**Stored rows:**
----

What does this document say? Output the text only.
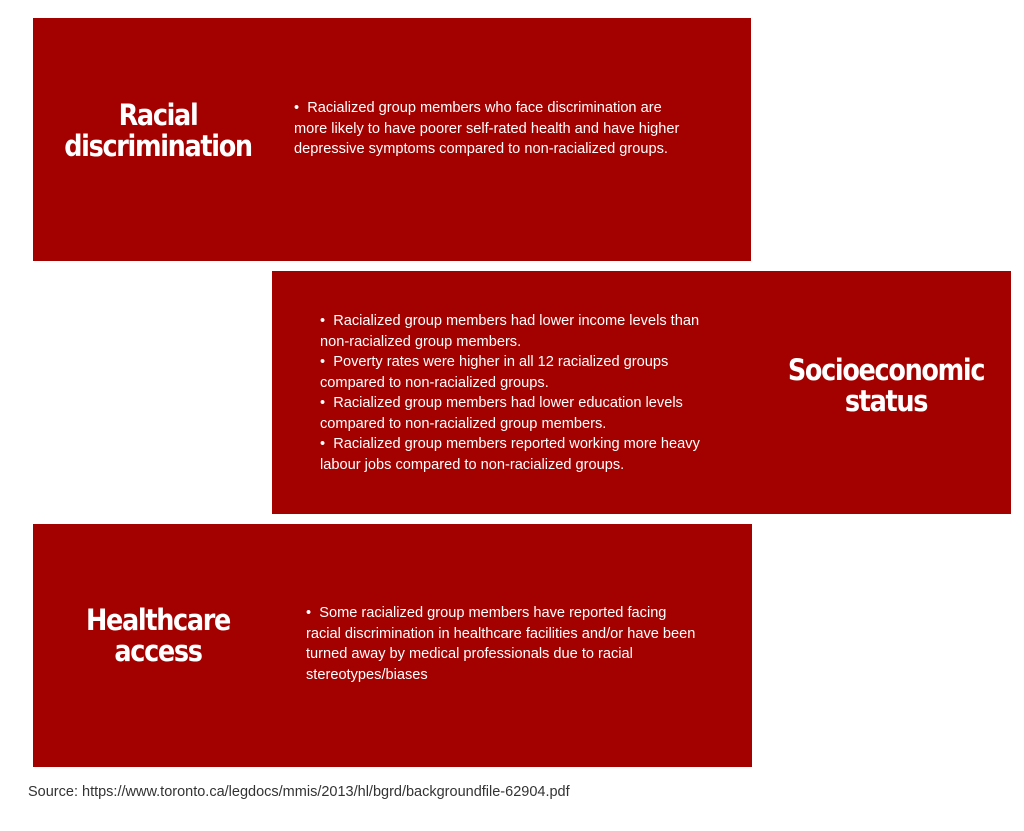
Racial
discrimination
• Racialized group members who face discrimination are
more likely to have poorer self-rated health and have higher
depressive symptoms compared to non-racialized groups.
• Racialized group members had lower income levels than
non-racialized group members.
• Poverty rates were higher in all 12 racialized groups
compared to non-racialized groups.
• Racialized group members had lower education levels
compared to non-racialized group members.
• Racialized group members reported working more heavy
labour jobs compared to non-racialized groups.
Socioeconomic
status
Healthcare
access
• Some racialized group members have reported facing
racial discrimination in healthcare facilities and/or have been
turned away by medical professionals due to racial
stereotypes/biases
Source: https://www.toronto.ca/legdocs/mmis/2013/hl/bgrd/backgroundfile-62904.pdf
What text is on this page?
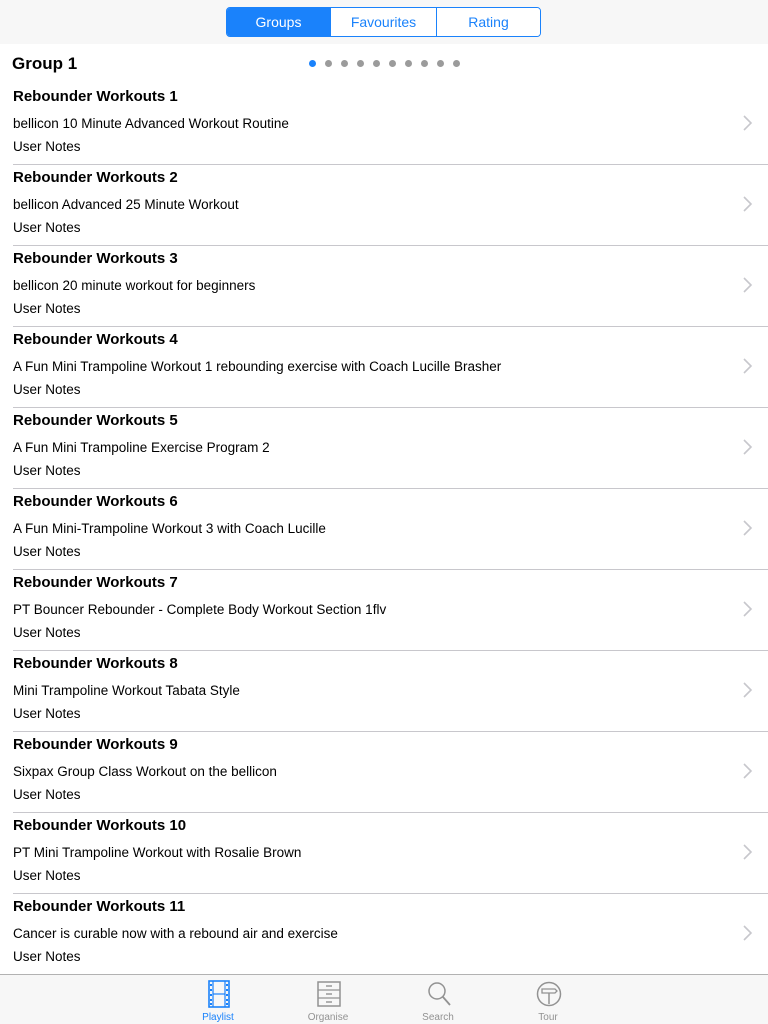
Groups	Favourites	Rating
Group 1
Rebounder Workouts 1
bellicon 10 Minute Advanced Workout Routine
User Notes
Rebounder Workouts 2
bellicon Advanced 25 Minute Workout
User Notes
Rebounder Workouts 3
bellicon 20 minute workout for beginners
User Notes
Rebounder Workouts 4
A Fun Mini Trampoline Workout 1 rebounding exercise with Coach Lucille Brasher
User Notes
Rebounder Workouts 5
A Fun Mini Trampoline Exercise Program 2
User Notes
Rebounder Workouts 6
A Fun Mini-Trampoline Workout 3 with Coach Lucille
User Notes
Rebounder Workouts 7
PT Bouncer Rebounder - Complete Body Workout Section 1flv
User Notes
Rebounder Workouts 8
Mini Trampoline Workout Tabata Style
User Notes
Rebounder Workouts 9
Sixpax Group Class Workout on the bellicon
User Notes
Rebounder Workouts 10
PT Mini Trampoline Workout with Rosalie Brown
User Notes
Rebounder Workouts 11
Cancer is curable now with a rebound air and exercise
User Notes
Playlist	Organise	Search	Tour
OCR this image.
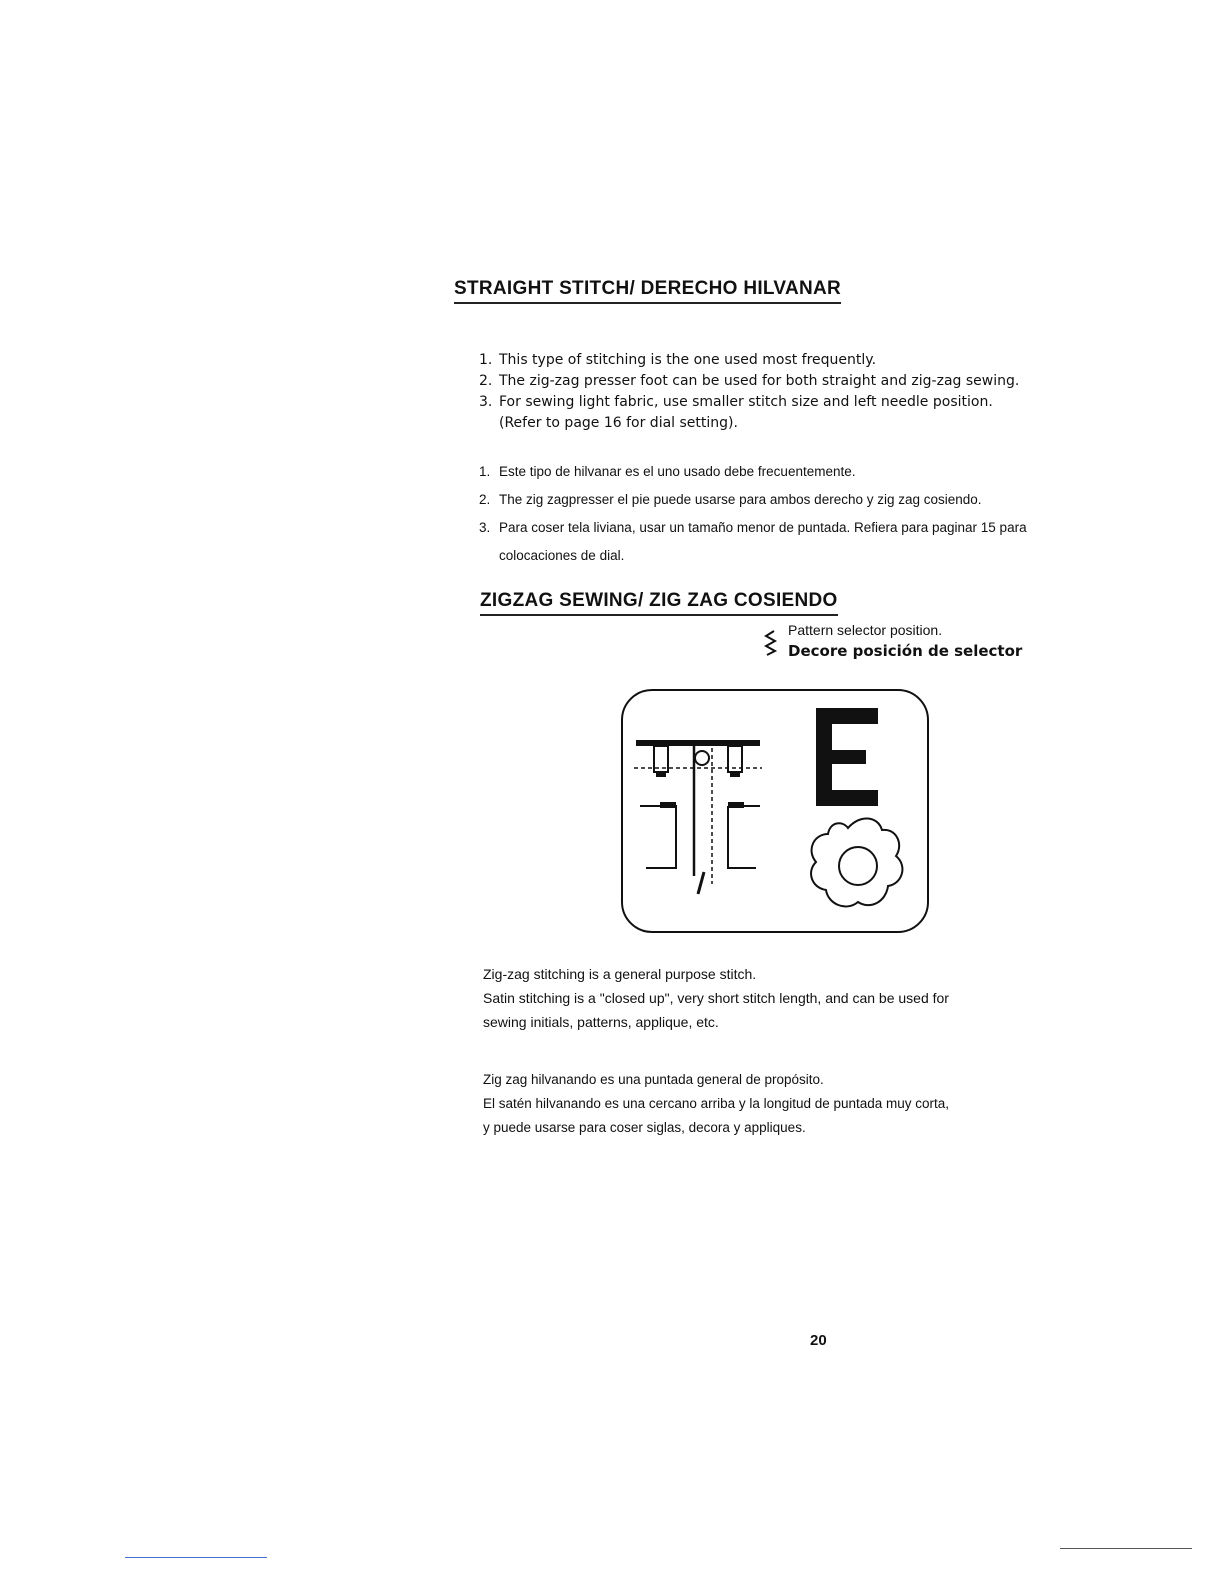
STRAIGHT STITCH/ DERECHO HILVANAR
1. This type of stitching is the one used most frequently.
2. The zig-zag presser foot can be used for both straight and zig-zag sewing.
3. For sewing light fabric, use smaller stitch size and left needle position.
(Refer to page 16 for dial setting).
1. Este tipo de hilvanar es el uno usado debe frecuentemente.
2. The zig zagpresser el pie puede usarse para ambos derecho y zig zag cosiendo.
3. Para coser tela liviana, usar un tamaño menor de puntada. Refiera para paginar 15 para
colocaciones de dial.
ZIGZAG SEWING/ ZIG ZAG COSIENDO
Pattern selector position.
Decore posición de selector
Zig-zag stitching is a general purpose stitch.
Satin stitching is a "closed up", very short stitch length, and can be used for
sewing initials, patterns, applique, etc.
Zig zag hilvanando es una puntada general de propósito.
El satén hilvanando es una cercano arriba y la longitud de puntada muy corta,
y puede usarse para coser siglas, decora y appliques.
20
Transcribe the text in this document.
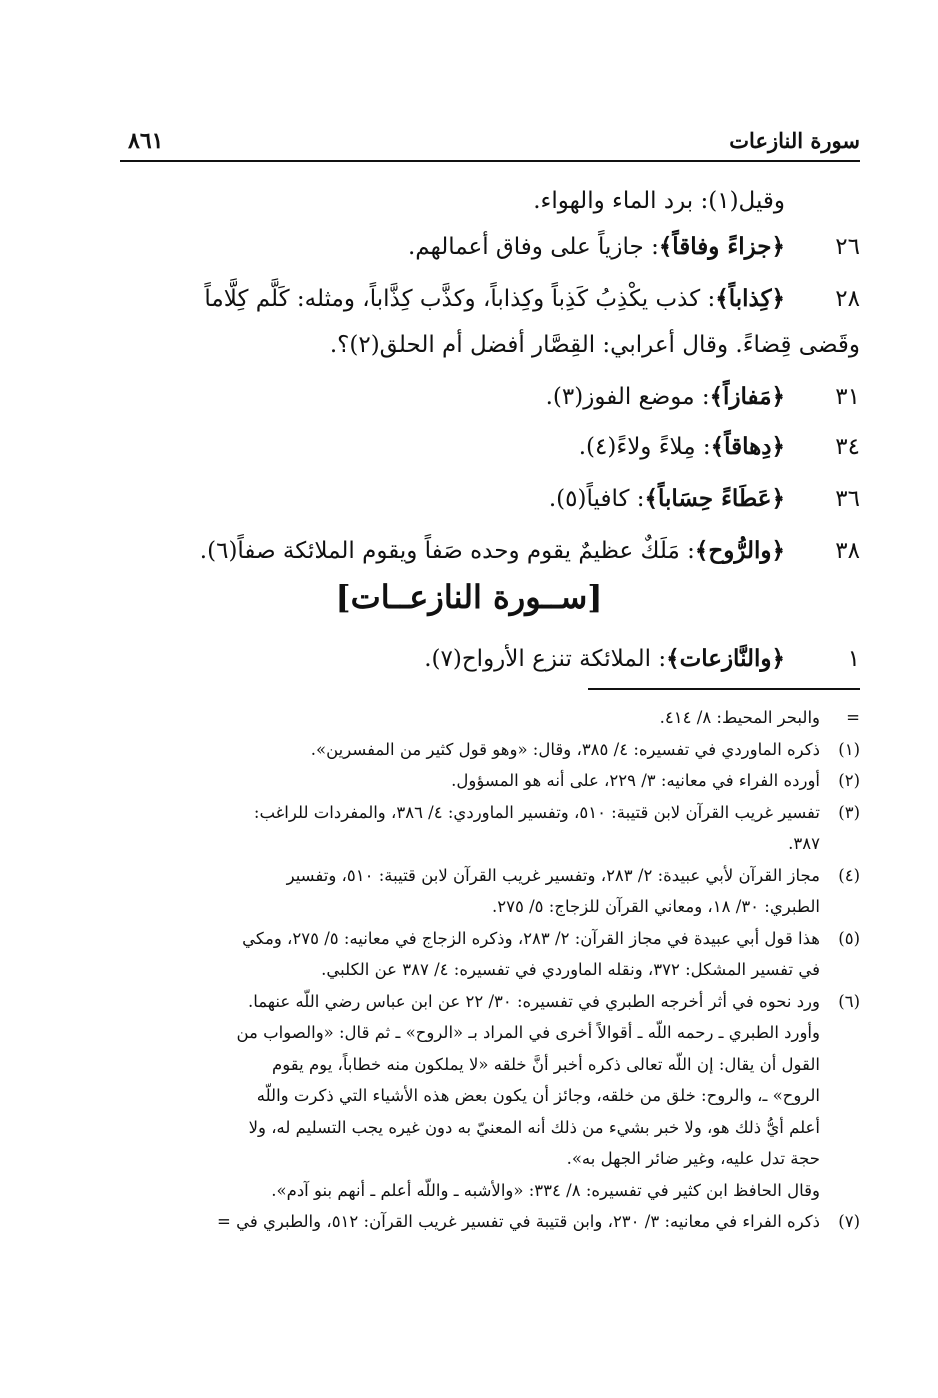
سورة النازعات
٨٦١
وقيل(١): برد الماء والهواء.
٢٦
﴿جزاءً وفاقاً﴾: جازياً على وفاق أعمالهم.
٢٨
﴿كِذاباً﴾: كذب يكْذِبُ كَذِباً وكِذاباً، وكذَّب كِذَّاباً، ومثله: كَلَّم كِلَّاماً
وقَضى قِضاءً. وقال أعرابي: القِصَّار أفضل أم الحلق(٢)؟.
٣١
﴿مَفازاً﴾: موضع الفوز(٣).
٣٤
﴿دِهاقاً﴾: مِلاءً ولاءً(٤).
٣٦
﴿عَطَاءً حِسَاباً﴾: كافياً(٥).
٣٨
﴿والرُّوح﴾: مَلَكٌ عظيمٌ يقوم وحده صَفاً ويقوم الملائكة صفاً(٦).
[ســورة النازعــات]
١
﴿والنَّازعات﴾: الملائكة تنزع الأرواح(٧).
=
والبحر المحيط: ٨/ ٤١٤.
(١)
ذكره الماوردي في تفسيره: ٤/ ٣٨٥، وقال: «وهو قول كثير من المفسرين».
(٢)
أورده الفراء في معانيه: ٣/ ٢٢٩، على أنه هو المسؤول.
(٣)
تفسير غريب القرآن لابن قتيبة: ٥١٠، وتفسير الماوردي: ٤/ ٣٨٦، والمفردات للراغب:
٣٨٧.
(٤)
مجاز القرآن لأبي عبيدة: ٢/ ٢٨٣، وتفسير غريب القرآن لابن قتيبة: ٥١٠، وتفسير
الطبري: ٣٠/ ١٨، ومعاني القرآن للزجاج: ٥/ ٢٧٥.
(٥)
هذا قول أبي عبيدة في مجاز القرآن: ٢/ ٢٨٣، وذكره الزجاج في معانيه: ٥/ ٢٧٥، ومكي
في تفسير المشكل: ٣٧٢، ونقله الماوردي في تفسيره: ٤/ ٣٨٧ عن الكلبي.
(٦)
ورد نحوه في أثر أخرجه الطبري في تفسيره: ٣٠/ ٢٢ عن ابن عباس رضي اللّه عنهما.
وأورد الطبري ـ رحمه اللّه ـ أقوالاً أخرى في المراد بـ «الروح» ـ ثم قال: «والصواب من
القول أن يقال: إن اللّه تعالى ذكره أخبر أنَّ خلقه «لا يملكون منه خطاباً، يوم يقوم
الروح» ـ، والروح: خلق من خلقه، وجائز أن يكون بعض هذه الأشياء التي ذكرت واللّه
أعلم أيُّ ذلك هو، ولا خبر بشيء من ذلك أنه المعنيّ به دون غيره يجب التسليم له، ولا
حجة تدل عليه، وغير ضائر الجهل به».
وقال الحافظ ابن كثير في تفسيره: ٨/ ٣٣٤: «والأشبه ـ واللّه أعلم ـ أنهم بنو آدم».
(٧)
ذكره الفراء في معانيه: ٣/ ٢٣٠، وابن قتيبة في تفسير غريب القرآن: ٥١٢، والطبري في =
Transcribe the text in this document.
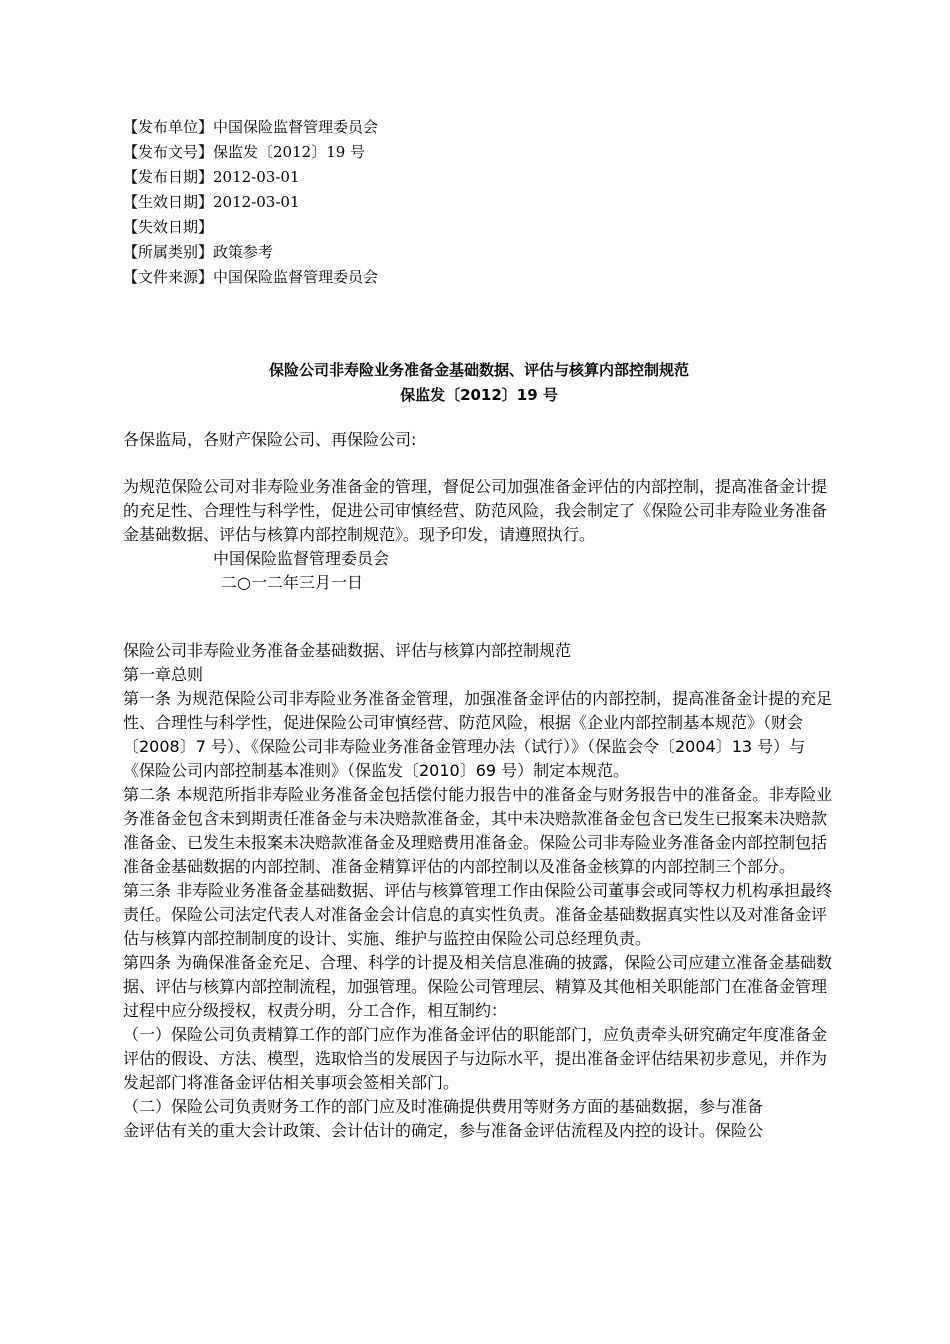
【发布单位】中国保险监督管理委员会
【发布文号】保监发〔2012〕19 号
【发布日期】2012-03-01
【生效日期】2012-03-01
【失效日期】
【所属类别】政策参考
【文件来源】中国保险监督管理委员会
保险公司非寿险业务准备金基础数据、评估与核算内部控制规范
保监发〔2012〕19 号
各保监局，各财产保险公司、再保险公司:
为规范保险公司对非寿险业务准备金的管理，督促公司加强准备金评估的内部控制，提高准备金计提的充足性、合理性与科学性，促进公司审慎经营、防范风险，我会制定了《保险公司非寿险业务准备金基础数据、评估与核算内部控制规范》。现予印发，请遵照执行。
中国保险监督管理委员会
二○一二年三月一日

保险公司非寿险业务准备金基础数据、评估与核算内部控制规范

第一章总则

第一条 为规范保险公司非寿险业务准备金管理，加强准备金评估的内部控制，提高准备金计提的充足性、合理性与科学性，促进保险公司审慎经营、防范风险，根据《企业内部控制基本规范》（财会〔2008〕7 号）、《保险公司非寿险业务准备金管理办法（试行）》（保监会令〔2004〕13 号）与《保险公司内部控制基本准则》（保监发〔2010〕69 号）制定本规范。

第二条 本规范所指非寿险业务准备金包括偿付能力报告中的准备金与财务报告中的准备金。非寿险业务准备金包含未到期责任准备金与未决赔款准备金，其中未决赔款准备金包含已发生已报案未决赔款准备金、已发生未报案未决赔款准备金及理赔费用准备金。保险公司非寿险业务准备金内部控制包括准备金基础数据的内部控制、准备金精算评估的内部控制以及准备金核算的内部控制三个部分。

第三条 非寿险业务准备金基础数据、评估与核算管理工作由保险公司董事会或同等权力机构承担最终责任。保险公司法定代表人对准备金会计信息的真实性负责。准备金基础数据真实性以及对准备金评估与核算内部控制制度的设计、实施、维护与监控由保险公司总经理负责。

第四条 为确保准备金充足、合理、科学的计提及相关信息准确的披露，保险公司应建立准备金基础数据、评估与核算内部控制流程，加强管理。保险公司管理层、精算及其他相关职能部门在准备金管理过程中应分级授权，权责分明，分工合作，相互制约：

（一）保险公司负责精算工作的部门应作为准备金评估的职能部门，应负责牵头研究确定年度准备金评估的假设、方法、模型，选取恰当的发展因子与边际水平，提出准备金评估结果初步意见，并作为发起部门将准备金评估相关事项会签相关部门。

（二）保险公司负责财务工作的部门应及时准确提供费用等财务方面的基础数据，参与准备

金评估有关的重大会计政策、会计估计的确定，参与准备金评估流程及内控的设计。保险公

----

**Problem to solve:** Give only the number of lines in the data that hold the string "have".

**Result of the task:** 3